Return all of the data exactly as written, without the pictures.
── Provided records ──
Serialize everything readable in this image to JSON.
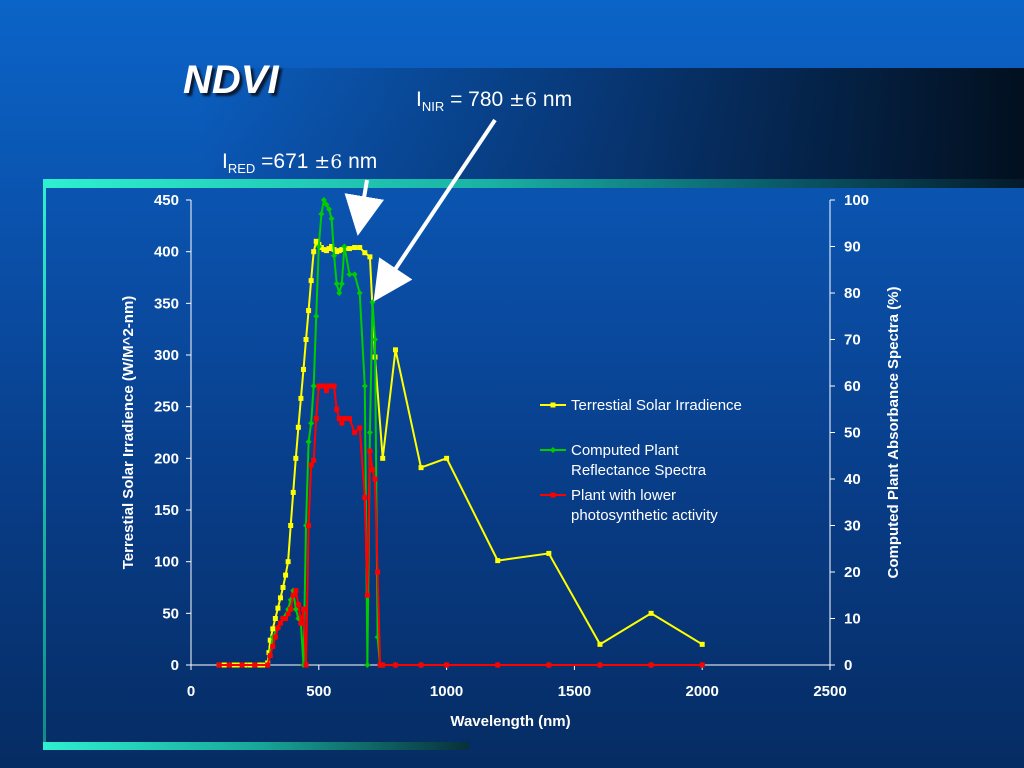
{
  "slide": {
    "title": "NDVI",
    "annotation_nir": {
      "prefix": "I",
      "sub": "NIR",
      "text": " = 780 ",
      "pm": "±6",
      "unit": " nm"
    },
    "annotation_red": {
      "prefix": "I",
      "sub": "RED",
      "text": " =671 ",
      "pm": "±6",
      "unit": " nm"
    }
  },
  "colors": {
    "solar": "#ffff00",
    "reflectance": "#00cc00",
    "low_activity": "#ff0000",
    "axis": "#ffffff"
  },
  "chart_data": {
    "type": "line",
    "xlabel": "Wavelength (nm)",
    "ylabel": "Terrestial Solar Irradience (W/M^2-nm)",
    "y2label": "Computed Plant Absorbance Spectra (%)",
    "xlim": [
      0,
      2500
    ],
    "ylim": [
      0,
      450
    ],
    "y2lim": [
      0,
      100
    ],
    "xticks": [
      "0",
      "500",
      "1000",
      "1500",
      "2000",
      "2500"
    ],
    "yticks": [
      "0",
      "50",
      "100",
      "150",
      "200",
      "250",
      "300",
      "350",
      "400",
      "450"
    ],
    "y2ticks": [
      "0",
      "10",
      "20",
      "30",
      "40",
      "50",
      "60",
      "70",
      "80",
      "90",
      "100"
    ],
    "legend_position": "right-middle",
    "series": [
      {
        "name": "Terrestial Solar Irradience",
        "axis": "left",
        "x": [
          110,
          130,
          150,
          170,
          190,
          210,
          230,
          250,
          270,
          290,
          300,
          305,
          310,
          320,
          330,
          340,
          350,
          360,
          370,
          380,
          390,
          400,
          410,
          420,
          430,
          440,
          450,
          460,
          470,
          480,
          490,
          500,
          510,
          520,
          530,
          540,
          550,
          560,
          570,
          580,
          590,
          600,
          620,
          640,
          660,
          680,
          700,
          720,
          750,
          800,
          900,
          1000,
          1200,
          1400,
          1600,
          1800,
          2000
        ],
        "y": [
          0,
          0,
          0,
          0,
          0,
          0,
          0,
          0,
          0,
          0,
          2,
          12,
          24,
          35,
          45,
          55,
          65,
          75,
          87,
          100,
          135,
          167,
          200,
          230,
          258,
          286,
          315,
          343,
          372,
          400,
          410,
          407,
          404,
          402,
          401,
          403,
          405,
          402,
          400,
          401,
          402,
          403,
          403,
          404,
          404,
          399,
          395,
          298,
          200,
          305,
          191,
          200,
          101,
          108,
          20,
          50,
          20
        ]
      },
      {
        "name": "Computed Plant Reflectance Spectra",
        "axis": "right",
        "x": [
          110,
          150,
          200,
          250,
          300,
          320,
          340,
          360,
          380,
          390,
          400,
          410,
          420,
          430,
          440,
          450,
          460,
          470,
          480,
          490,
          500,
          510,
          520,
          530,
          540,
          550,
          560,
          570,
          580,
          590,
          600,
          620,
          640,
          660,
          680,
          690,
          700,
          710,
          720,
          730,
          740,
          750,
          800,
          900,
          1000,
          1200,
          1400,
          1600,
          1800,
          2000
        ],
        "y": [
          0,
          0,
          0,
          0,
          0,
          6,
          8,
          10,
          12,
          14,
          16,
          12,
          10,
          9,
          0,
          30,
          48,
          52,
          60,
          75,
          90,
          97,
          100,
          99,
          98,
          96,
          88,
          82,
          80,
          82,
          90,
          84,
          84,
          80,
          60,
          0,
          50,
          78,
          70,
          6,
          0,
          0,
          0,
          0,
          0,
          0,
          0,
          0,
          0,
          0
        ]
      },
      {
        "name": "Plant with lower photosynthetic activity",
        "axis": "right",
        "x": [
          110,
          150,
          200,
          250,
          300,
          310,
          320,
          330,
          340,
          350,
          360,
          370,
          380,
          390,
          400,
          410,
          420,
          430,
          440,
          450,
          460,
          470,
          480,
          490,
          500,
          510,
          520,
          530,
          540,
          550,
          560,
          570,
          580,
          590,
          600,
          620,
          640,
          660,
          680,
          690,
          700,
          710,
          720,
          730,
          740,
          750,
          800,
          900,
          1000,
          1200,
          1400,
          1600,
          1800,
          2000
        ],
        "y": [
          0,
          0,
          0,
          0,
          0,
          2,
          4,
          6,
          8,
          9,
          10,
          10,
          11,
          12,
          15,
          16,
          13,
          9,
          12,
          0,
          30,
          43,
          44,
          53,
          60,
          60,
          60,
          59,
          60,
          60,
          60,
          55,
          53,
          52,
          53,
          53,
          50,
          51,
          36,
          15,
          46,
          42,
          40,
          20,
          0,
          0,
          0,
          0,
          0,
          0,
          0,
          0,
          0,
          0
        ]
      }
    ]
  }
}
───
> _Task answer_:
Serialize everything readable in this image to JSON.
{
  "slide": {
    "title": "NDVI",
    "annotation_nir": {
      "prefix": "I",
      "sub": "NIR",
      "text": " = 780 ",
      "pm": "±6",
      "unit": " nm"
    },
    "annotation_red": {
      "prefix": "I",
      "sub": "RED",
      "text": " =671 ",
      "pm": "±6",
      "unit": " nm"
    }
  },
  "colors": {
    "solar": "#ffff00",
    "reflectance": "#00cc00",
    "low_activity": "#ff0000",
    "axis": "#ffffff"
  },
  "chart_data": {
    "type": "line",
    "xlabel": "Wavelength (nm)",
    "ylabel": "Terrestial Solar Irradience (W/M^2-nm)",
    "y2label": "Computed Plant Absorbance Spectra (%)",
    "xlim": [
      0,
      2500
    ],
    "ylim": [
      0,
      450
    ],
    "y2lim": [
      0,
      100
    ],
    "xticks": [
      "0",
      "500",
      "1000",
      "1500",
      "2000",
      "2500"
    ],
    "yticks": [
      "0",
      "50",
      "100",
      "150",
      "200",
      "250",
      "300",
      "350",
      "400",
      "450"
    ],
    "y2ticks": [
      "0",
      "10",
      "20",
      "30",
      "40",
      "50",
      "60",
      "70",
      "80",
      "90",
      "100"
    ],
    "legend_position": "right-middle",
    "series": [
      {
        "name": "Terrestial Solar Irradience",
        "axis": "left",
        "x": [
          110,
          130,
          150,
          170,
          190,
          210,
          230,
          250,
          270,
          290,
          300,
          305,
          310,
          320,
          330,
          340,
          350,
          360,
          370,
          380,
          390,
          400,
          410,
          420,
          430,
          440,
          450,
          460,
          470,
          480,
          490,
          500,
          510,
          520,
          530,
          540,
          550,
          560,
          570,
          580,
          590,
          600,
          620,
          640,
          660,
          680,
          700,
          720,
          750,
          800,
          900,
          1000,
          1200,
          1400,
          1600,
          1800,
          2000
        ],
        "y": [
          0,
          0,
          0,
          0,
          0,
          0,
          0,
          0,
          0,
          0,
          2,
          12,
          24,
          35,
          45,
          55,
          65,
          75,
          87,
          100,
          135,
          167,
          200,
          230,
          258,
          286,
          315,
          343,
          372,
          400,
          410,
          407,
          404,
          402,
          401,
          403,
          405,
          402,
          400,
          401,
          402,
          403,
          403,
          404,
          404,
          399,
          395,
          298,
          200,
          305,
          191,
          200,
          101,
          108,
          20,
          50,
          20
        ]
      },
      {
        "name": "Computed Plant Reflectance Spectra",
        "axis": "right",
        "x": [
          110,
          150,
          200,
          250,
          300,
          320,
          340,
          360,
          380,
          390,
          400,
          410,
          420,
          430,
          440,
          450,
          460,
          470,
          480,
          490,
          500,
          510,
          520,
          530,
          540,
          550,
          560,
          570,
          580,
          590,
          600,
          620,
          640,
          660,
          680,
          690,
          700,
          710,
          720,
          730,
          740,
          750,
          800,
          900,
          1000,
          1200,
          1400,
          1600,
          1800,
          2000
        ],
        "y": [
          0,
          0,
          0,
          0,
          0,
          6,
          8,
          10,
          12,
          14,
          16,
          12,
          10,
          9,
          0,
          30,
          48,
          52,
          60,
          75,
          90,
          97,
          100,
          99,
          98,
          96,
          88,
          82,
          80,
          82,
          90,
          84,
          84,
          80,
          60,
          0,
          50,
          78,
          70,
          6,
          0,
          0,
          0,
          0,
          0,
          0,
          0,
          0,
          0,
          0
        ]
      },
      {
        "name": "Plant with lower photosynthetic activity",
        "axis": "right",
        "x": [
          110,
          150,
          200,
          250,
          300,
          310,
          320,
          330,
          340,
          350,
          360,
          370,
          380,
          390,
          400,
          410,
          420,
          430,
          440,
          450,
          460,
          470,
          480,
          490,
          500,
          510,
          520,
          530,
          540,
          550,
          560,
          570,
          580,
          590,
          600,
          620,
          640,
          660,
          680,
          690,
          700,
          710,
          720,
          730,
          740,
          750,
          800,
          900,
          1000,
          1200,
          1400,
          1600,
          1800,
          2000
        ],
        "y": [
          0,
          0,
          0,
          0,
          0,
          2,
          4,
          6,
          8,
          9,
          10,
          10,
          11,
          12,
          15,
          16,
          13,
          9,
          12,
          0,
          30,
          43,
          44,
          53,
          60,
          60,
          60,
          59,
          60,
          60,
          60,
          55,
          53,
          52,
          53,
          53,
          50,
          51,
          36,
          15,
          46,
          42,
          40,
          20,
          0,
          0,
          0,
          0,
          0,
          0,
          0,
          0,
          0,
          0
        ]
      }
    ]
  }
}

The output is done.